• [WHAT IS NEEDED]: Will you extract the entries word for word? Images should not appear in the copy.

(Stored data entries)
——————————

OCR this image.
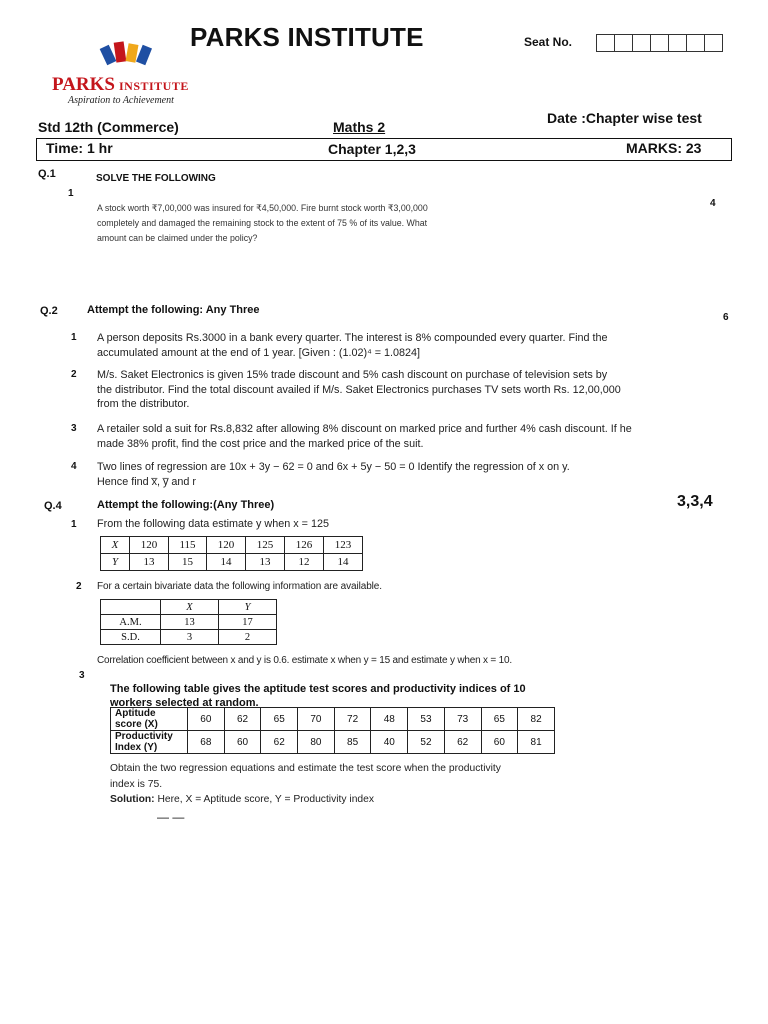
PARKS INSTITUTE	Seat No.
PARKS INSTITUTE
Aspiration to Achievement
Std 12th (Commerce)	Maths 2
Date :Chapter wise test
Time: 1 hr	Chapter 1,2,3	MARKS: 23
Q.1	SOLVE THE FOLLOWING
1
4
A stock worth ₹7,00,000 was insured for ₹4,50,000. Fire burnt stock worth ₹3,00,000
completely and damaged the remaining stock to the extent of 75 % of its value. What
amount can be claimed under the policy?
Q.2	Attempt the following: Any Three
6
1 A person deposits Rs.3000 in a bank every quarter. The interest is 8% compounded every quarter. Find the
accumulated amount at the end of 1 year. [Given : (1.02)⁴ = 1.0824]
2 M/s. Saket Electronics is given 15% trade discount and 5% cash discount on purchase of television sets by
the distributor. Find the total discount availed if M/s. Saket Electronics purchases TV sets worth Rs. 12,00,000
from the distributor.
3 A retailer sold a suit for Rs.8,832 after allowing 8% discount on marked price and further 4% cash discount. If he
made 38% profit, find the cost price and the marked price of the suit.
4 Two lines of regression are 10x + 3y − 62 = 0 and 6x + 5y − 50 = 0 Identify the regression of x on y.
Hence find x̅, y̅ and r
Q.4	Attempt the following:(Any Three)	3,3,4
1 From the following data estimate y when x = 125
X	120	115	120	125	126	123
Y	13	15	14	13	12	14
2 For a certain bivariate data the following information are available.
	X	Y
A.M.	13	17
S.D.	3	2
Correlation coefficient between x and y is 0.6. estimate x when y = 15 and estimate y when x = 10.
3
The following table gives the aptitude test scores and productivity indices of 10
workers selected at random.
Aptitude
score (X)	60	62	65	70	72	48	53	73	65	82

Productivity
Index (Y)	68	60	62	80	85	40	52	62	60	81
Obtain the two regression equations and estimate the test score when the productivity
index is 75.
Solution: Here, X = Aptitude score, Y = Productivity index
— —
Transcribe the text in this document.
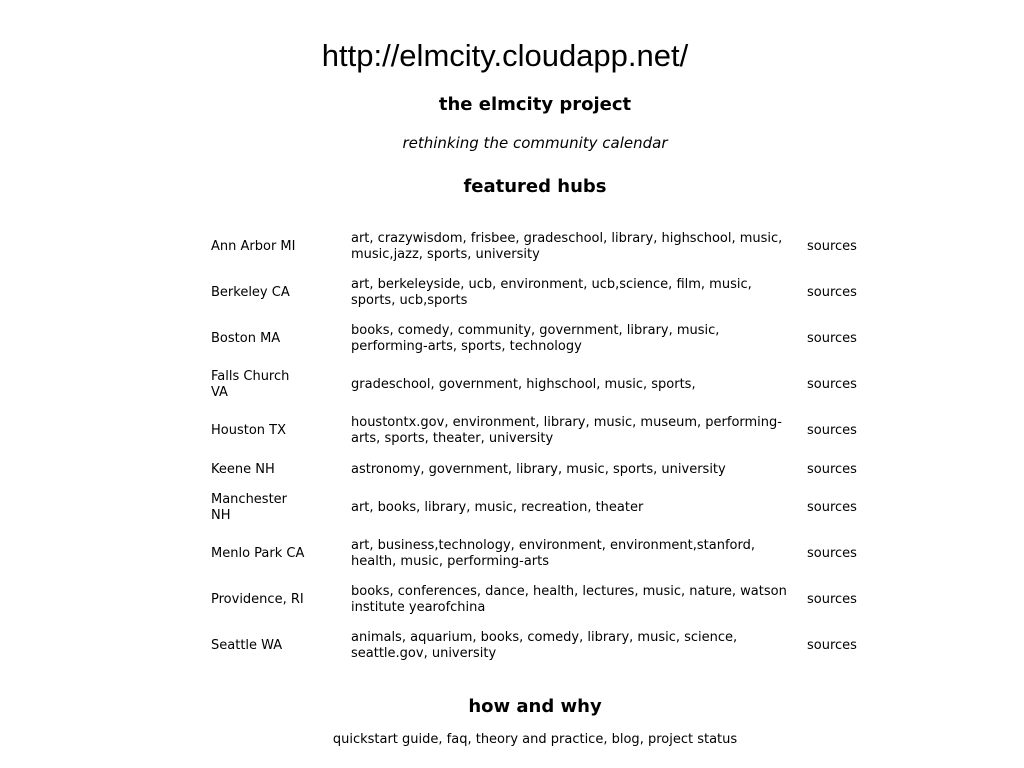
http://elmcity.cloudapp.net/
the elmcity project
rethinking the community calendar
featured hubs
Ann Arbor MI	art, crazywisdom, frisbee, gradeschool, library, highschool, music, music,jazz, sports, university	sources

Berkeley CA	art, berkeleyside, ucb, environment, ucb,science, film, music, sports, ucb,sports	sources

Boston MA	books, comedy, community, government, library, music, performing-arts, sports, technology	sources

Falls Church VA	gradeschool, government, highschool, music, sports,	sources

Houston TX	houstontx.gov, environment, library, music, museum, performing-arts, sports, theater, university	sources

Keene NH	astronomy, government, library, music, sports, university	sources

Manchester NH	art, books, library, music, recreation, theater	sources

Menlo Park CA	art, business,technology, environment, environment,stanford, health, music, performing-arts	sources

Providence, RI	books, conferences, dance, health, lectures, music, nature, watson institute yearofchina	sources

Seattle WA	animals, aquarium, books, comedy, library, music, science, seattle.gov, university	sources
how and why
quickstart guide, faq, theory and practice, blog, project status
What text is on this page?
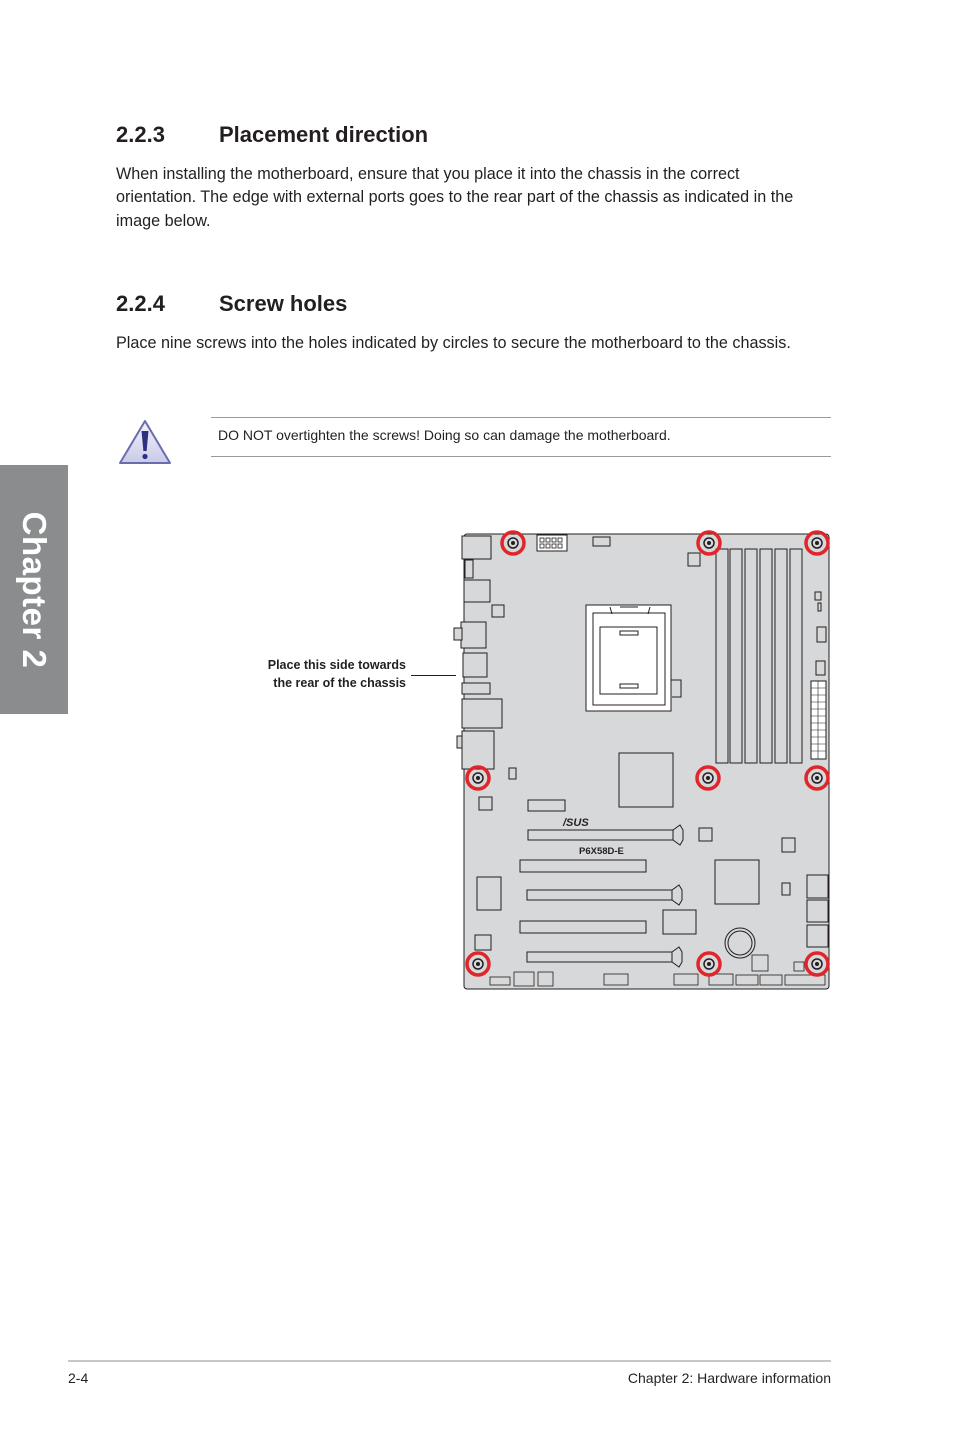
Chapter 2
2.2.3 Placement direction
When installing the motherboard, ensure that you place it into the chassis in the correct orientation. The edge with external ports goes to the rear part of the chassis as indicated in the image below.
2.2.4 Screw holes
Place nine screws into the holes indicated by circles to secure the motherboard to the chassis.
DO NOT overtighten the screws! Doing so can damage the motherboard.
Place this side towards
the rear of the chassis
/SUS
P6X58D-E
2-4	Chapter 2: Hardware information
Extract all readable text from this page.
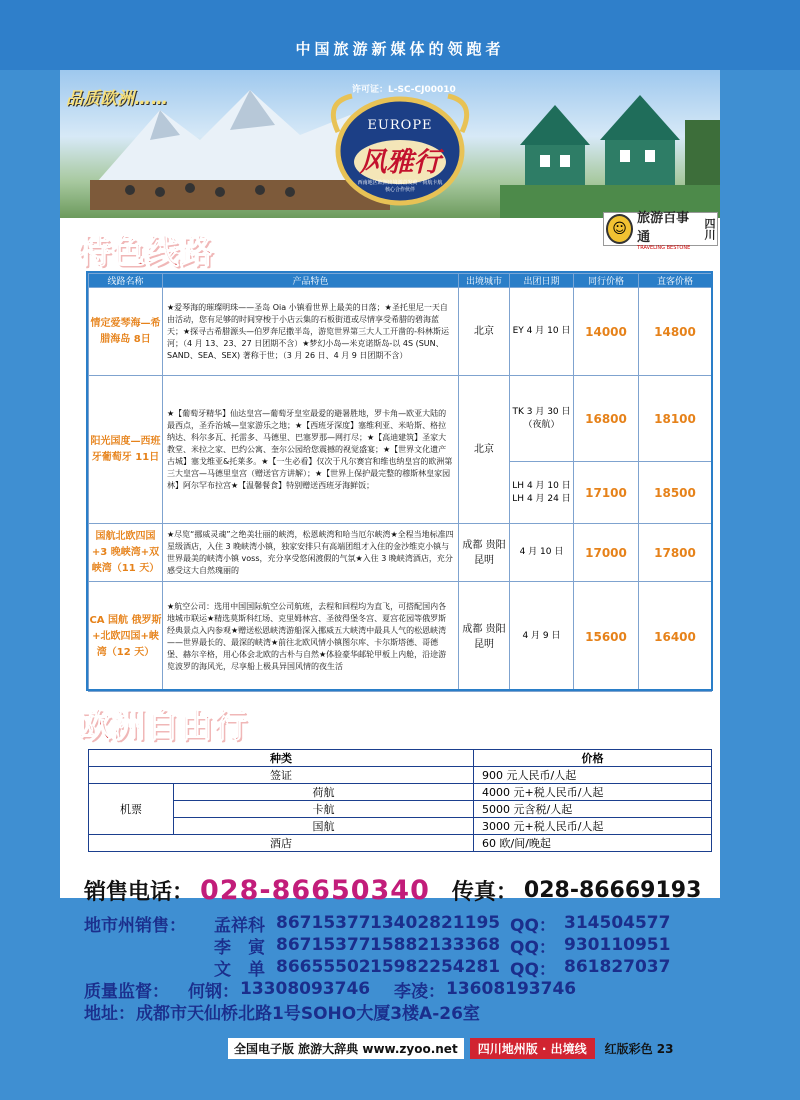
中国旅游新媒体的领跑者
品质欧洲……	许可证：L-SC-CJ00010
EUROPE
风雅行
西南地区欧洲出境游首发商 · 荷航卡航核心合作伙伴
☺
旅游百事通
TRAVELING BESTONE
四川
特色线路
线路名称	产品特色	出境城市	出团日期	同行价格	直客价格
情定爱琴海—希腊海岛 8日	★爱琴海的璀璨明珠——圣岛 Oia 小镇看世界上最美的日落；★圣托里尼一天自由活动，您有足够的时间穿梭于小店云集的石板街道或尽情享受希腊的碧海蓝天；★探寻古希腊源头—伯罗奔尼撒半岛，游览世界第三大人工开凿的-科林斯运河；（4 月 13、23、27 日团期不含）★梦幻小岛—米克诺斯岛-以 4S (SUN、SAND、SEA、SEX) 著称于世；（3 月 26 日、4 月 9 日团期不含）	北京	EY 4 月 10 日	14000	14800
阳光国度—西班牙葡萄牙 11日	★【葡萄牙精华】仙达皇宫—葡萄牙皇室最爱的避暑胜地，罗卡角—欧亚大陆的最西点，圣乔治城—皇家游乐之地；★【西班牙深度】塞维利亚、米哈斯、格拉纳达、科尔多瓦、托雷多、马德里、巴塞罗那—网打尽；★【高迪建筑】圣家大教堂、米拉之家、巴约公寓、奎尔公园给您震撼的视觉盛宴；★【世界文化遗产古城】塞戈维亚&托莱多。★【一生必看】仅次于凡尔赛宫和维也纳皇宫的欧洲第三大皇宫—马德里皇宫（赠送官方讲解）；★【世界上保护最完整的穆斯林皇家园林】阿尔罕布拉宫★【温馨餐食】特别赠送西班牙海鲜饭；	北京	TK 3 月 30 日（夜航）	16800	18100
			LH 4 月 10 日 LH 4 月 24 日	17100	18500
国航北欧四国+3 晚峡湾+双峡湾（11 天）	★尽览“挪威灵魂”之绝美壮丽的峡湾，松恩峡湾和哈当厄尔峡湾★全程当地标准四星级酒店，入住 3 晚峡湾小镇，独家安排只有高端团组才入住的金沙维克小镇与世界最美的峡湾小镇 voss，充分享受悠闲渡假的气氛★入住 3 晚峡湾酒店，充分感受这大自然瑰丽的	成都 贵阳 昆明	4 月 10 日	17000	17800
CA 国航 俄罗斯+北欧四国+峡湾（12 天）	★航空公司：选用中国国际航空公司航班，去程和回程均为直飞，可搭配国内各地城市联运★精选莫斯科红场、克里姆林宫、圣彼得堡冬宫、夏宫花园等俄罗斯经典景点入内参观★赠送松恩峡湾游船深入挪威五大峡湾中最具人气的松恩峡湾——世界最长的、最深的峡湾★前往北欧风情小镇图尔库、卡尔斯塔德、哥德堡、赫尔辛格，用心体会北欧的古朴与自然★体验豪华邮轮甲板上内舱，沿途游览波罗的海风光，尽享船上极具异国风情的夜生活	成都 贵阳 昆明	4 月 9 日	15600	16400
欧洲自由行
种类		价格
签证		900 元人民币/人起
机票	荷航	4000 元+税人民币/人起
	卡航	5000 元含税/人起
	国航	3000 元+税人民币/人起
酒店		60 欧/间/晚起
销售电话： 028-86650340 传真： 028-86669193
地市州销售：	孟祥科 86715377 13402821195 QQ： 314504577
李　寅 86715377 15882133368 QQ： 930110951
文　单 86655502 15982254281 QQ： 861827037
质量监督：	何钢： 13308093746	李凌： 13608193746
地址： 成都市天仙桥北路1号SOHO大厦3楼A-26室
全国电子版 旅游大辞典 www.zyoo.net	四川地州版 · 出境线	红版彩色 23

——————————

• [SOLUTION TO THIS EXERCISE]:
OCR this image.
PARKS INSTITUTE	Seat No.
PARKS INSTITUTE
Aspiration to Achievement
Std 12th (Commerce)	Maths 2
Date :Chapter wise test
Time: 1 hr	Chapter 1,2,3	MARKS: 23
Q.1	SOLVE THE FOLLOWING
1
4
A stock worth ₹7,00,000 was insured for ₹4,50,000. Fire burnt stock worth ₹3,00,000
completely and damaged the remaining stock to the extent of 75 % of its value. What
amount can be claimed under the policy?
Q.2	Attempt the following: Any Three
6
1 A person deposits Rs.3000 in a bank every quarter. The interest is 8% compounded every quarter. Find the
accumulated amount at the end of 1 year. [Given : (1.02)⁴ = 1.0824]
2 M/s. Saket Electronics is given 15% trade discount and 5% cash discount on purchase of television sets by
the distributor. Find the total discount availed if M/s. Saket Electronics purchases TV sets worth Rs. 12,00,000
from the distributor.
3 A retailer sold a suit for Rs.8,832 after allowing 8% discount on marked price and further 4% cash discount. If he
made 38% profit, find the cost price and the marked price of the suit.
4 Two lines of regression are 10x + 3y − 62 = 0 and 6x + 5y − 50 = 0 Identify the regression of x on y.
Hence find x̅, y̅ and r
Q.4	Attempt the following:(Any Three)	3,3,4
1 From the following data estimate y when x = 125
X	120	115	120	125	126	123
Y	13	15	14	13	12	14
2 For a certain bivariate data the following information are available.
	X	Y
A.M.	13	17
S.D.	3	2
Correlation coefficient between x and y is 0.6. estimate x when y = 15 and estimate y when x = 10.
3
The following table gives the aptitude test scores and productivity indices of 10
workers selected at random.
Aptitude
score (X)	60	62	65	70	72	48	53	73	65	82

Productivity
Index (Y)	68	60	62	80	85	40	52	62	60	81
Obtain the two regression equations and estimate the test score when the productivity
index is 75.
Solution: Here, X = Aptitude score, Y = Productivity index
— —
Transcribe the text in this document.
http://elmcity.cloudapp.net/
the elmcity project
rethinking the community calendar
featured hubs
Ann Arbor MI	art, crazywisdom, frisbee, gradeschool, library, highschool, music, music,jazz, sports, university	sources

Berkeley CA	art, berkeleyside, ucb, environment, ucb,science, film, music, sports, ucb,sports	sources

Boston MA	books, comedy, community, government, library, music, performing-arts, sports, technology	sources

Falls Church VA	gradeschool, government, highschool, music, sports,	sources

Houston TX	houstontx.gov, environment, library, music, museum, performing-arts, sports, theater, university	sources

Keene NH	astronomy, government, library, music, sports, university	sources

Manchester NH	art, books, library, music, recreation, theater	sources

Menlo Park CA	art, business,technology, environment, environment,stanford, health, music, performing-arts	sources

Providence, RI	books, conferences, dance, health, lectures, music, nature, watson institute yearofchina	sources

Seattle WA	animals, aquarium, books, comedy, library, music, science, seattle.gov, university	sources
how and why
quickstart guide, faq, theory and practice, blog, project status
What text is on this page?
Chapter 2
2.2.3 Placement direction
When installing the motherboard, ensure that you place it into the chassis in the correct orientation. The edge with external ports goes to the rear part of the chassis as indicated in the image below.
2.2.4 Screw holes
Place nine screws into the holes indicated by circles to secure the motherboard to the chassis.
DO NOT overtighten the screws! Doing so can damage the motherboard.
Place this side towards
the rear of the chassis
/SUS
P6X58D-E
2-4	Chapter 2: Hardware information
Extract all readable text from this page.
中国旅游新媒体的领跑者
品质欧洲……	许可证：L-SC-CJ00010
EUROPE
风雅行
西南地区欧洲出境游首发商 · 荷航卡航核心合作伙伴
☺
旅游百事通
TRAVELING BESTONE
四川
特色线路
线路名称	产品特色	出境城市	出团日期	同行价格	直客价格
情定爱琴海—希腊海岛 8日	★爱琴海的璀璨明珠——圣岛 Oia 小镇看世界上最美的日落；★圣托里尼一天自由活动，您有足够的时间穿梭于小店云集的石板街道或尽情享受希腊的碧海蓝天；★探寻古希腊源头—伯罗奔尼撒半岛，游览世界第三大人工开凿的-科林斯运河；（4 月 13、23、27 日团期不含）★梦幻小岛—米克诺斯岛-以 4S (SUN、SAND、SEA、SEX) 著称于世；（3 月 26 日、4 月 9 日团期不含）	北京	EY 4 月 10 日	14000	14800
阳光国度—西班牙葡萄牙 11日	★【葡萄牙精华】仙达皇宫—葡萄牙皇室最爱的避暑胜地，罗卡角—欧亚大陆的最西点，圣乔治城—皇家游乐之地；★【西班牙深度】塞维利亚、米哈斯、格拉纳达、科尔多瓦、托雷多、马德里、巴塞罗那—网打尽；★【高迪建筑】圣家大教堂、米拉之家、巴约公寓、奎尔公园给您震撼的视觉盛宴；★【世界文化遗产古城】塞戈维亚&托莱多。★【一生必看】仅次于凡尔赛宫和维也纳皇宫的欧洲第三大皇宫—马德里皇宫（赠送官方讲解）；★【世界上保护最完整的穆斯林皇家园林】阿尔罕布拉宫★【温馨餐食】特别赠送西班牙海鲜饭；	北京	TK 3 月 30 日（夜航）	16800	18100
			LH 4 月 10 日 LH 4 月 24 日	17100	18500
国航北欧四国+3 晚峡湾+双峡湾（11 天）	★尽览“挪威灵魂”之绝美壮丽的峡湾，松恩峡湾和哈当厄尔峡湾★全程当地标准四星级酒店，入住 3 晚峡湾小镇，独家安排只有高端团组才入住的金沙维克小镇与世界最美的峡湾小镇 voss，充分享受悠闲渡假的气氛★入住 3 晚峡湾酒店，充分感受这大自然瑰丽的	成都 贵阳 昆明	4 月 10 日	17000	17800
CA 国航 俄罗斯+北欧四国+峡湾（12 天）	★航空公司：选用中国国际航空公司航班，去程和回程均为直飞，可搭配国内各地城市联运★精选莫斯科红场、克里姆林宫、圣彼得堡冬宫、夏宫花园等俄罗斯经典景点入内参观★赠送松恩峡湾游船深入挪威五大峡湾中最具人气的松恩峡湾——世界最长的、最深的峡湾★前往北欧风情小镇图尔库、卡尔斯塔德、哥德堡、赫尔辛格，用心体会北欧的古朴与自然★体验豪华邮轮甲板上内舱，沿途游览波罗的海风光，尽享船上极具异国风情的夜生活	成都 贵阳 昆明	4 月 9 日	15600	16400
欧洲自由行
种类		价格
签证		900 元人民币/人起
机票	荷航	4000 元+税人民币/人起
	卡航	5000 元含税/人起
	国航	3000 元+税人民币/人起
酒店		60 欧/间/晚起
销售电话： 028-86650340 传真： 028-86669193
地市州销售：	孟祥科 86715377 13402821195 QQ： 314504577
李　寅 86715377 15882133368 QQ： 930110951
文　单 86655502 15982254281 QQ： 861827037
质量监督：	何钢： 13308093746	李凌： 13608193746
地址： 成都市天仙桥北路1号SOHO大厦3楼A-26室
全国电子版 旅游大辞典 www.zyoo.net	四川地州版 · 出境线	红版彩色 23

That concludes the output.